▸ PROBLEM REQUIREMENTS: Pick out the lines below that include the string "GAZPACHO".

Dataset items
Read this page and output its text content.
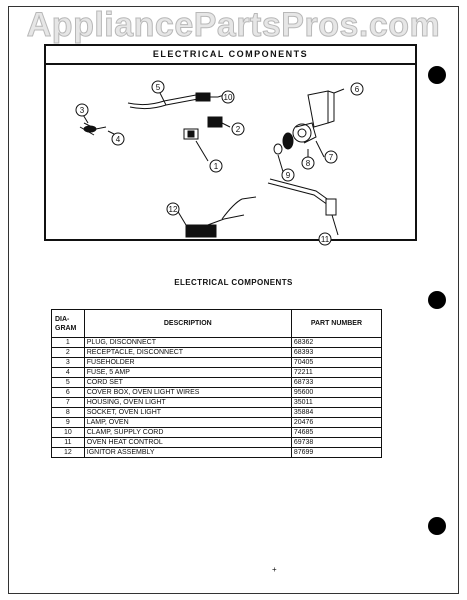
AppliancePartsPros.com
ELECTRICAL COMPONENTS
3
4
5
10
2
1
6
7
8
9
12
11
ELECTRICAL COMPONENTS
DIA-
GRAM	DESCRIPTION	PART NUMBER
1	PLUG, DISCONNECT	68362
2	RECEPTACLE, DISCONNECT	68393
3	FUSEHOLDER	70405
4	FUSE, 5 AMP	72211
5	CORD SET	68733
6	COVER BOX, OVEN LIGHT WIRES	95600
7	HOUSING, OVEN LIGHT	35011
8	SOCKET, OVEN LIGHT	35884
9	LAMP, OVEN	20476
10	CLAMP, SUPPLY CORD	74685
11	OVEN HEAT CONTROL	69738
12	IGNITOR ASSEMBLY	87699
+
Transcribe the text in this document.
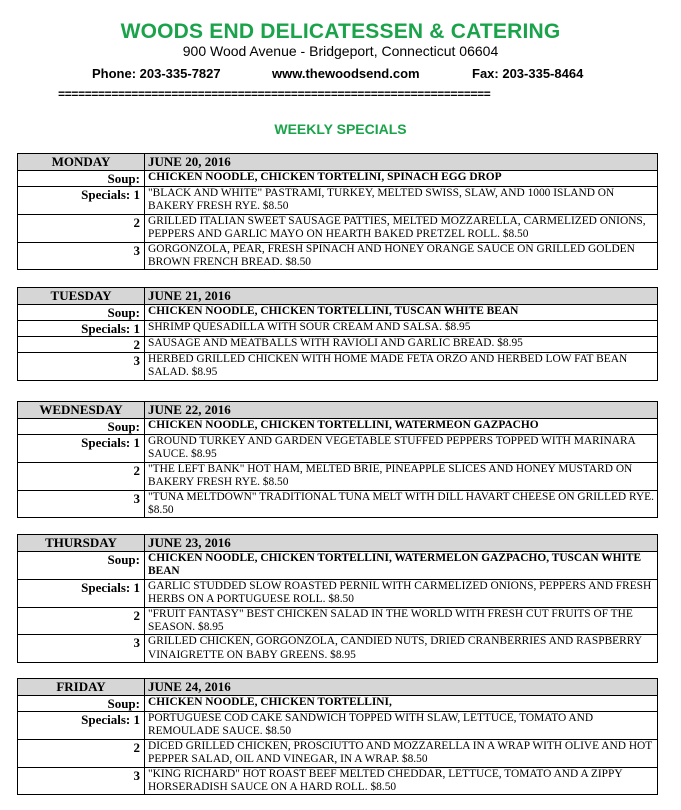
WOODS END DELICATESSEN & CATERING
900 Wood Avenue - Bridgeport, Connecticut 06604
Phone: 203-335-7827	www.thewoodsend.com	Fax: 203-335-8464
=================================================================
WEEKLY SPECIALS
MONDAY	JUNE 20, 2016
Soup:	CHICKEN NOODLE, CHICKEN TORTELINI, SPINACH EGG DROP
Specials: 1	"BLACK AND WHITE" PASTRAMI, TURKEY, MELTED SWISS, SLAW, AND 1000 ISLAND ON BAKERY FRESH RYE. $8.50
2	GRILLED ITALIAN SWEET SAUSAGE PATTIES, MELTED MOZZARELLA, CARMELIZED ONIONS, PEPPERS AND GARLIC MAYO ON HEARTH BAKED PRETZEL ROLL. $8.50
3	GORGONZOLA, PEAR, FRESH SPINACH AND HONEY ORANGE SAUCE ON GRILLED GOLDEN BROWN FRENCH BREAD. $8.50
TUESDAY	JUNE 21, 2016
Soup:	CHICKEN NOODLE, CHICKEN TORTELLINI, TUSCAN WHITE BEAN
Specials: 1	SHRIMP QUESADILLA WITH SOUR CREAM AND SALSA. $8.95
2	SAUSAGE AND MEATBALLS WITH RAVIOLI AND GARLIC BREAD. $8.95
3	HERBED GRILLED CHICKEN WITH HOME MADE FETA ORZO AND HERBED LOW FAT BEAN SALAD. $8.95
WEDNESDAY	JUNE 22, 2016
Soup:	CHICKEN NOODLE, CHICKEN TORTELLINI, WATERMEON GAZPACHO
Specials: 1	GROUND TURKEY AND GARDEN VEGETABLE STUFFED PEPPERS TOPPED WITH MARINARA SAUCE. $8.95
2	"THE LEFT BANK" HOT HAM, MELTED BRIE, PINEAPPLE SLICES AND HONEY MUSTARD ON BAKERY FRESH RYE. $8.50
3	"TUNA MELTDOWN" TRADITIONAL TUNA MELT WITH DILL HAVART CHEESE ON GRILLED RYE. $8.50
THURSDAY	JUNE 23, 2016
Soup:	CHICKEN NOODLE, CHICKEN TORTELLINI, WATERMELON GAZPACHO, TUSCAN WHITE BEAN
Specials: 1	GARLIC STUDDED SLOW ROASTED PERNIL WITH CARMELIZED ONIONS, PEPPERS AND FRESH HERBS ON A PORTUGUESE ROLL. $8.50
2	"FRUIT FANTASY" BEST CHICKEN SALAD IN THE WORLD WITH FRESH CUT FRUITS OF THE SEASON. $8.95
3	GRILLED CHICKEN, GORGONZOLA, CANDIED NUTS, DRIED CRANBERRIES AND RASPBERRY VINAIGRETTE ON BABY GREENS. $8.95
FRIDAY	JUNE 24, 2016
Soup:	CHICKEN NOODLE, CHICKEN TORTELLINI,
Specials: 1	PORTUGUESE COD CAKE SANDWICH TOPPED WITH SLAW, LETTUCE, TOMATO AND REMOULADE SAUCE. $8.50
2	DICED GRILLED CHICKEN, PROSCIUTTO AND MOZZARELLA IN A WRAP WITH OLIVE AND HOT PEPPER SALAD, OIL AND VINEGAR, IN A WRAP. $8.50
3	"KING RICHARD" HOT ROAST BEEF MELTED CHEDDAR, LETTUCE, TOMATO AND A ZIPPY HORSERADISH SAUCE ON A HARD ROLL. $8.50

▸ SOLUTION TO THIS EXERCISE:
Soup:	CHICKEN NOODLE, CHICKEN TORTELLINI, WATERMEON GAZPACHO
Soup:	CHICKEN NOODLE, CHICKEN TORTELLINI, WATERMELON GAZPACHO, TUSCAN WHITE BEAN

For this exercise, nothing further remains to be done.